* PROBLEM TO WORK ON
Go through the material below and copy each line where the word "vuole" appears.

* DATA SUPPLIED
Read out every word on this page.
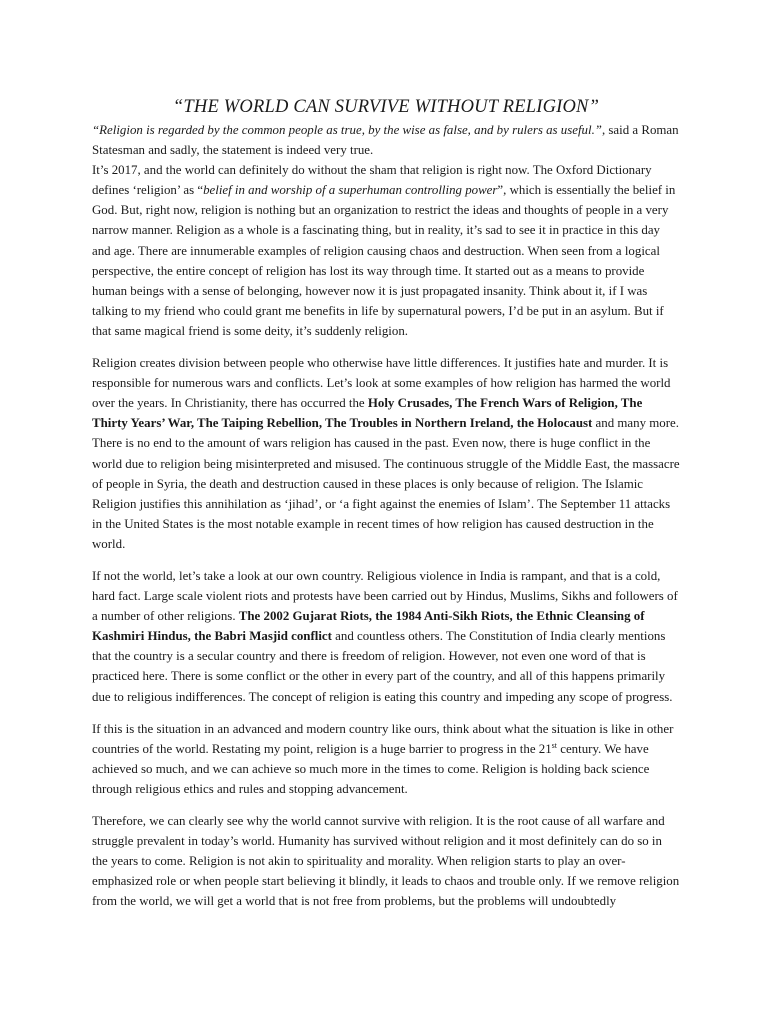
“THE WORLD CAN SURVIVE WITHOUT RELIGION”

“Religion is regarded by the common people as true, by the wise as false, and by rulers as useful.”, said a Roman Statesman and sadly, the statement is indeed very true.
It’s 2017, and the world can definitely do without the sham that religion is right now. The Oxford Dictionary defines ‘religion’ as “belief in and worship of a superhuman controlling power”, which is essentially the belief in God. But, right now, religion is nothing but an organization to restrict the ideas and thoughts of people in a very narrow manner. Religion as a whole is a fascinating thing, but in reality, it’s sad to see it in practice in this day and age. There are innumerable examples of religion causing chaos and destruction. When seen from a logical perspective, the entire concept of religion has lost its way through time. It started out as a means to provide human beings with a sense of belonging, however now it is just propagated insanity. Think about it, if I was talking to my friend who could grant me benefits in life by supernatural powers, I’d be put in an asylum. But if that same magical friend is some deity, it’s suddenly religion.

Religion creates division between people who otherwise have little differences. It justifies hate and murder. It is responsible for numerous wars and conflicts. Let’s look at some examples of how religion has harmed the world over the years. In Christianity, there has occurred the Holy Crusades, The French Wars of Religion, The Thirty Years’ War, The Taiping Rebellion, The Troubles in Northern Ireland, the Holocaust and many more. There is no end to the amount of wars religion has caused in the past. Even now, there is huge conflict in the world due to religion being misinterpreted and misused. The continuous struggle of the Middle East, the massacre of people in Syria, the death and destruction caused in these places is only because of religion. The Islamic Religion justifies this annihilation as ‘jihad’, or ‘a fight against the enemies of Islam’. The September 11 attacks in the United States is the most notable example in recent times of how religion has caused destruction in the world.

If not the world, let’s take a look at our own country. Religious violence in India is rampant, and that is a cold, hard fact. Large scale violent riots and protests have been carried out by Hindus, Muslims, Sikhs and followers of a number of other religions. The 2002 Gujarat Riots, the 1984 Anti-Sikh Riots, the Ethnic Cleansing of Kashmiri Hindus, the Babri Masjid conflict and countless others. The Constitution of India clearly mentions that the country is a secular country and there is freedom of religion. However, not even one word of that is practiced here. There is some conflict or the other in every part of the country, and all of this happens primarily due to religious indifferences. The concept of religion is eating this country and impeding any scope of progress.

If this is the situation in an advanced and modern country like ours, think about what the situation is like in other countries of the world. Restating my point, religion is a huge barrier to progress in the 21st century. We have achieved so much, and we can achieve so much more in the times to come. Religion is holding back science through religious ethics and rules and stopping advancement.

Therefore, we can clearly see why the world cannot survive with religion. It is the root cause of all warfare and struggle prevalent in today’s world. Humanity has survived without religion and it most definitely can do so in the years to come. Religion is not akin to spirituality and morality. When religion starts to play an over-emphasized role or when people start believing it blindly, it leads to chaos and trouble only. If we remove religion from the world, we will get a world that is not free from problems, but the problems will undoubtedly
--
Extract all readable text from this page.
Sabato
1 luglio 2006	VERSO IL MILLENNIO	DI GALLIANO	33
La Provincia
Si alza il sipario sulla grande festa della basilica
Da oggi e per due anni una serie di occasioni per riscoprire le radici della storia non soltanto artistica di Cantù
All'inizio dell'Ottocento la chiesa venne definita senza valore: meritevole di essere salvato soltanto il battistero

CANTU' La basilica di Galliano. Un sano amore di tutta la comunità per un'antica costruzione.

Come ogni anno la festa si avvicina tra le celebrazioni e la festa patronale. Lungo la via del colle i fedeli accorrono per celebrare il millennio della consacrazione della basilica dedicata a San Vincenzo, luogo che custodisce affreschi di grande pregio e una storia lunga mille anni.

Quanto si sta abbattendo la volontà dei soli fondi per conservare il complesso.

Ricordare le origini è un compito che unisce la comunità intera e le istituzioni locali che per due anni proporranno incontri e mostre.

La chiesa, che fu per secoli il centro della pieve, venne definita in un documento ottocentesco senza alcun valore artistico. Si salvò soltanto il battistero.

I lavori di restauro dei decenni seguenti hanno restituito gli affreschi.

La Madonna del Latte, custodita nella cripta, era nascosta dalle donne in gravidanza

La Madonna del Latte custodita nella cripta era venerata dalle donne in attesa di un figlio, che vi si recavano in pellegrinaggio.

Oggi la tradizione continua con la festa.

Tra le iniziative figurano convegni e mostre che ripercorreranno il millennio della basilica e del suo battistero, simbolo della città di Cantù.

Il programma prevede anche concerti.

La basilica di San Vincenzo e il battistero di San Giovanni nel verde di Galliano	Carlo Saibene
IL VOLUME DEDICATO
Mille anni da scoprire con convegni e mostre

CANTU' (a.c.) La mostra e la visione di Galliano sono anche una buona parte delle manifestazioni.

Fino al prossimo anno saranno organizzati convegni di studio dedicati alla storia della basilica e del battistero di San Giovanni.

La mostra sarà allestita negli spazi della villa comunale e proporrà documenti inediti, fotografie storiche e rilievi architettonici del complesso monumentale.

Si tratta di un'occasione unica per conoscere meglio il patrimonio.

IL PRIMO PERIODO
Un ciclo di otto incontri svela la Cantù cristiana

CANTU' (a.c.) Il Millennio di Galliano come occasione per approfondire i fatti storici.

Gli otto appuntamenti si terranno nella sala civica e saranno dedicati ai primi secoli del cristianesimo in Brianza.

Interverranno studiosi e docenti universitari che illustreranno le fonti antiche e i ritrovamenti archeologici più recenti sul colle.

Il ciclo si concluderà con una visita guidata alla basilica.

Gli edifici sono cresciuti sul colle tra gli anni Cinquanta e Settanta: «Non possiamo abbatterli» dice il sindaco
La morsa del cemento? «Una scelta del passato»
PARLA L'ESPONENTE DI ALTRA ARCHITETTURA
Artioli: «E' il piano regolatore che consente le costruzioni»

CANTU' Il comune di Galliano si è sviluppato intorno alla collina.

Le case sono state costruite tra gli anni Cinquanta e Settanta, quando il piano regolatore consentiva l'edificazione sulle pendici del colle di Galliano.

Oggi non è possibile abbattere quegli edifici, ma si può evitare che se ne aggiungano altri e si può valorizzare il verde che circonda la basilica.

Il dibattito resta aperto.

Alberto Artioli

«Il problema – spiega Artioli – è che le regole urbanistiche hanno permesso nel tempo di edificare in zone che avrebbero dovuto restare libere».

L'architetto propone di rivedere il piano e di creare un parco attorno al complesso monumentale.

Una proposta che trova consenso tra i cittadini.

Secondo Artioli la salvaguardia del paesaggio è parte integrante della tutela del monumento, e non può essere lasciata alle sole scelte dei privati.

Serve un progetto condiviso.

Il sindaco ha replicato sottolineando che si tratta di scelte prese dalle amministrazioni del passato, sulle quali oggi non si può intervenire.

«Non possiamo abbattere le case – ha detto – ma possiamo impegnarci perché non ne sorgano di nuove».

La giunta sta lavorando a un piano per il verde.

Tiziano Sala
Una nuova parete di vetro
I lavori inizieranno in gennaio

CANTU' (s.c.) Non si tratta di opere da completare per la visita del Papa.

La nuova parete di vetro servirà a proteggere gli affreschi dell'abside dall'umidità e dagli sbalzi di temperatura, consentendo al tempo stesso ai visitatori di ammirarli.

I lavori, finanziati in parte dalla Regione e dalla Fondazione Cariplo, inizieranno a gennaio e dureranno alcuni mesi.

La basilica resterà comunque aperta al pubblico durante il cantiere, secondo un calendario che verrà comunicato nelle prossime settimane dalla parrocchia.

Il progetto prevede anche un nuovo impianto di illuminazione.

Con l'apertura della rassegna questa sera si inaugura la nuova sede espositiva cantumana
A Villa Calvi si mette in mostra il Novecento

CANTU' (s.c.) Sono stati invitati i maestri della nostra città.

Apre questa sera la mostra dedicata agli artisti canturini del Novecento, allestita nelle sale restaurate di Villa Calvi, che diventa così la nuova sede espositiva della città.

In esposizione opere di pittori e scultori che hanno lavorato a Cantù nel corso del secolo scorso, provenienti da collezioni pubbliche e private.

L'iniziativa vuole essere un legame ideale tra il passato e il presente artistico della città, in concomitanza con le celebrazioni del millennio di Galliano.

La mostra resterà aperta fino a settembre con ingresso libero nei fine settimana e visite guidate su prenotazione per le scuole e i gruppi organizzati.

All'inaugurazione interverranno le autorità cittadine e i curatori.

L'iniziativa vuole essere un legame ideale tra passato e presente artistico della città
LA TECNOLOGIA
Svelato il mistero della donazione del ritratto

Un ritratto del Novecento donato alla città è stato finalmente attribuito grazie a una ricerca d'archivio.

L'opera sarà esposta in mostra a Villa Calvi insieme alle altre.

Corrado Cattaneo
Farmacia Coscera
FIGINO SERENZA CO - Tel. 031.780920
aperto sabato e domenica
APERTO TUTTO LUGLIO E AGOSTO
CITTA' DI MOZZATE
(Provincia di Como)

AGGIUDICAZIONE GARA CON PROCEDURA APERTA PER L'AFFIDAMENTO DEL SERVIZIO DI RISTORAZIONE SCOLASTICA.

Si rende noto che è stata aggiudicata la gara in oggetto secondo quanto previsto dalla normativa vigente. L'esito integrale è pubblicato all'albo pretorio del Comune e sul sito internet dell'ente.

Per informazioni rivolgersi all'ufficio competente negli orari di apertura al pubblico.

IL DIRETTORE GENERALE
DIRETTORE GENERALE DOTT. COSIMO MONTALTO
...
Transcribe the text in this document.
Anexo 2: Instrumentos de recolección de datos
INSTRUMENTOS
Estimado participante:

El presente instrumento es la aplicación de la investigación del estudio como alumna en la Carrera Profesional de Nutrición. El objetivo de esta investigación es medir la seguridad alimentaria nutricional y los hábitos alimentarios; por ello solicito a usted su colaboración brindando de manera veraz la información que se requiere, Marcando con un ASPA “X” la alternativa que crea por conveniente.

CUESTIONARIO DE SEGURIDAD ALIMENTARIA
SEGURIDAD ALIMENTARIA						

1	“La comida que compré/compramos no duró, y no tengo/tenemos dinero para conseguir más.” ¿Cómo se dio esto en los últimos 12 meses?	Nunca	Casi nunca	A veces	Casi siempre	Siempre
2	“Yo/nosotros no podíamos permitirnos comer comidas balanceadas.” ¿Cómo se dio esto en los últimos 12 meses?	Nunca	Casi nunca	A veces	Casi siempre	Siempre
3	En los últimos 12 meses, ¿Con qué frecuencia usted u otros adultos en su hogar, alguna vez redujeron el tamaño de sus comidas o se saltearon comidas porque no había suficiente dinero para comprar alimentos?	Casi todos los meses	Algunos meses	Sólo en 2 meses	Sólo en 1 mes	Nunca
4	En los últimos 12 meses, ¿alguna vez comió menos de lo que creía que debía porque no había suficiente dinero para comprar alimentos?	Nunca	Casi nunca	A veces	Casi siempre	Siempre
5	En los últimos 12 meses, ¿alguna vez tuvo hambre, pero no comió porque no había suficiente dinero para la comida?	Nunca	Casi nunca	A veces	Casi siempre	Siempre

* ANSWER TO THIS EXERCISE
L'iniziativa vuole essere un legame ideale tra il passato e il presente artistico della città, in concomitanza con le celebrazioni del millennio di Galliano.
L'iniziativa vuole essere un legame ideale tra passato e presente artistico della città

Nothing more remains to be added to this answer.